- [Data provided]
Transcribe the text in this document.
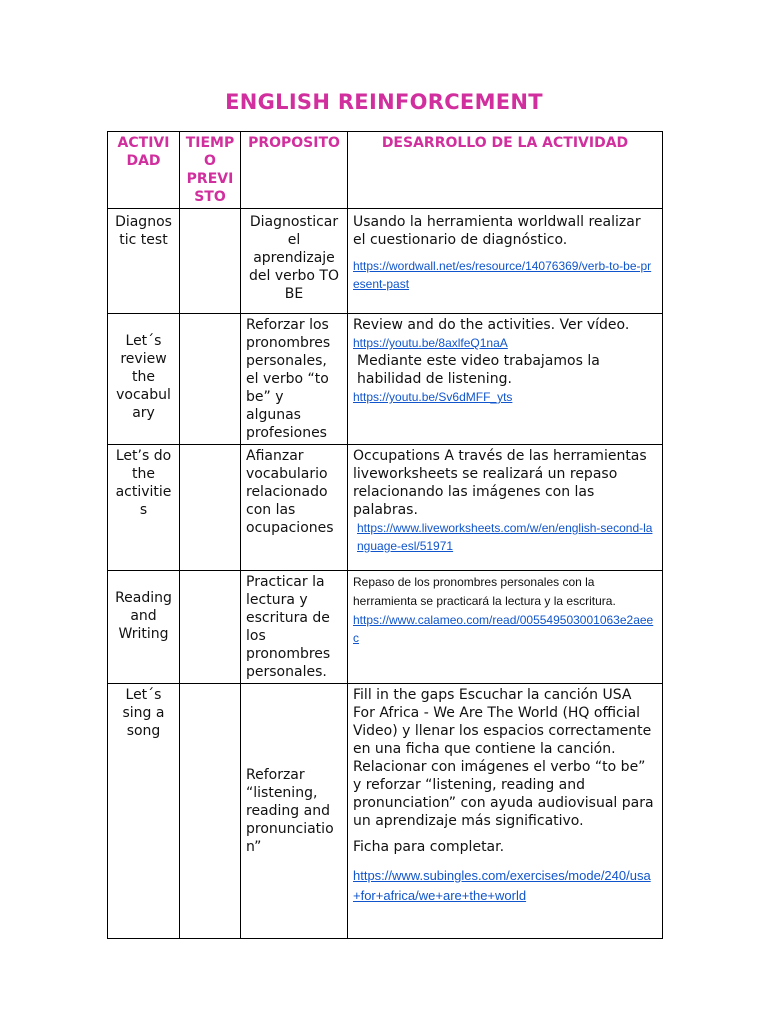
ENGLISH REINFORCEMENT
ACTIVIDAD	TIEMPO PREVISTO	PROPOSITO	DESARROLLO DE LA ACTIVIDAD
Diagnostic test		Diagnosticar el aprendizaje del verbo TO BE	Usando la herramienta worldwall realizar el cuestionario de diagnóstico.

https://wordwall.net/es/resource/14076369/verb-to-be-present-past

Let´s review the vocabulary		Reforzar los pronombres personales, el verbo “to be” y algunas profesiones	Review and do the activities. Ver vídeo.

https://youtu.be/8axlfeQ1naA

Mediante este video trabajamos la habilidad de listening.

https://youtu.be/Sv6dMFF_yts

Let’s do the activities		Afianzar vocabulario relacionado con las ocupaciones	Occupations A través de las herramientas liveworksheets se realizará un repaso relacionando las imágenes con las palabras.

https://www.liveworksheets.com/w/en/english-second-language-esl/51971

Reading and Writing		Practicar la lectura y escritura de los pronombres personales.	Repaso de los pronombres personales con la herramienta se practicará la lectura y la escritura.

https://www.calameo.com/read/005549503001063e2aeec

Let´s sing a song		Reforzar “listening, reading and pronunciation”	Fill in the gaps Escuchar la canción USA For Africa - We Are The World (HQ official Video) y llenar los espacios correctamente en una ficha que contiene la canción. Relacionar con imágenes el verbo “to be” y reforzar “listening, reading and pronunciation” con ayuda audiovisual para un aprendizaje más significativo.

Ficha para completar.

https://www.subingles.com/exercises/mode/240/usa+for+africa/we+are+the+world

...

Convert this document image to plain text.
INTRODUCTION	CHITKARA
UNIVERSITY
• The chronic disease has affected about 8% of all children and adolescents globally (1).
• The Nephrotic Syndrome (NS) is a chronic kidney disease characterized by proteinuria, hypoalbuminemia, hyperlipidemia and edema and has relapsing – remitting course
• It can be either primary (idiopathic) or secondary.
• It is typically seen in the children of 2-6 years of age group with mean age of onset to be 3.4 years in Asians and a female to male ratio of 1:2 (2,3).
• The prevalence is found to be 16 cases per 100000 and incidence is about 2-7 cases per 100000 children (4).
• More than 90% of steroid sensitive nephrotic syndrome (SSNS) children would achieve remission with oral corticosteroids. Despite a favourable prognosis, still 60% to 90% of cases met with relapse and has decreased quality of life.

- [Exercise aim] Using the listing above, pick out each line that contains the word "with", then copy it.

- [Solution]
• It is typically seen in the children of 2-6 years of age group with mean age of onset to be 3.4 years in Asians and a female to male ratio of 1:2 (2,3).
• More than 90% of steroid sensitive nephrotic syndrome (SSNS) children would achieve remission with oral corticosteroids. Despite a favourable prognosis, still 60% to 90% of cases met with relapse and has decreased quality of life.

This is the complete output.